§ **GOAL**: Write out the whole listing exactly as it stands.

— Start —

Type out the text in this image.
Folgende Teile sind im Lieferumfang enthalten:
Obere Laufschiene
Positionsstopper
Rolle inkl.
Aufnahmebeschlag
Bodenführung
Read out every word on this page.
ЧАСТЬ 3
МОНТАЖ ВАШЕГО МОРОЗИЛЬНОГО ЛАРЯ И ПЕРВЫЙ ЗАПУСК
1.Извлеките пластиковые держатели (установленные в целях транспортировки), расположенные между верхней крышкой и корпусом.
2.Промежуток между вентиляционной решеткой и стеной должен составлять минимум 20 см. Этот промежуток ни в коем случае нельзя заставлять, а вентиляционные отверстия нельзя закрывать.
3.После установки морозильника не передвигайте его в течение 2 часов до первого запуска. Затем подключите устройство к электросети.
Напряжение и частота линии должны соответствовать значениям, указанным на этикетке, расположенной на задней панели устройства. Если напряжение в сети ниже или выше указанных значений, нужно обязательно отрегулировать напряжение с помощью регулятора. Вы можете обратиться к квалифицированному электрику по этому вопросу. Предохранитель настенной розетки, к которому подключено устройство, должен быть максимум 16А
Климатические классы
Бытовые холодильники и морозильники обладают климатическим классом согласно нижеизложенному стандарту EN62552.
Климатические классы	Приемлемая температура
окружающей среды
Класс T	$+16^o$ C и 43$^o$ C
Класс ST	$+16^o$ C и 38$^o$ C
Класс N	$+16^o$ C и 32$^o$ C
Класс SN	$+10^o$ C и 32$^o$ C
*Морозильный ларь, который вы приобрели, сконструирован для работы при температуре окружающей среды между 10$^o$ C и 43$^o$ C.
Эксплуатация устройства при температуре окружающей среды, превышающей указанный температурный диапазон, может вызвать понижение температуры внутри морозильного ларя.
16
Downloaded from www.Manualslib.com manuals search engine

— End —

§ **EXPECTED ANSWER**:
Type out the text in this image.
Folgende Teile sind im Lieferumfang enthalten:
Obere Laufschiene
Positionsstopper
Rolle inkl.
Aufnahmebeschlag
Bodenführung
Read out every word on this page.
ЧАСТЬ 3
МОНТАЖ ВАШЕГО МОРОЗИЛЬНОГО ЛАРЯ И ПЕРВЫЙ ЗАПУСК
1.Извлеките пластиковые держатели (установленные в целях транспортировки), расположенные между верхней крышкой и корпусом.
2.Промежуток между вентиляционной решеткой и стеной должен составлять минимум 20 см. Этот промежуток ни в коем случае нельзя заставлять, а вентиляционные отверстия нельзя закрывать.
3.После установки морозильника не передвигайте его в течение 2 часов до первого запуска. Затем подключите устройство к электросети.
Напряжение и частота линии должны соответствовать значениям, указанным на этикетке, расположенной на задней панели устройства. Если напряжение в сети ниже или выше указанных значений, нужно обязательно отрегулировать напряжение с помощью регулятора. Вы можете обратиться к квалифицированному электрику по этому вопросу. Предохранитель настенной розетки, к которому подключено устройство, должен быть максимум 16А
Климатические классы
Бытовые холодильники и морозильники обладают климатическим классом согласно нижеизложенному стандарту EN62552.
Климатические классы	Приемлемая температура
окружающей среды
Класс T	$+16^o$ C и 43$^o$ C
Класс ST	$+16^o$ C и 38$^o$ C
Класс N	$+16^o$ C и 32$^o$ C
Класс SN	$+10^o$ C и 32$^o$ C
*Морозильный ларь, который вы приобрели, сконструирован для работы при температуре окружающей среды между 10$^o$ C и 43$^o$ C.
Эксплуатация устройства при температуре окружающей среды, превышающей указанный температурный диапазон, может вызвать понижение температуры внутри морозильного ларя.
16
Downloaded from www.Manualslib.com manuals search engine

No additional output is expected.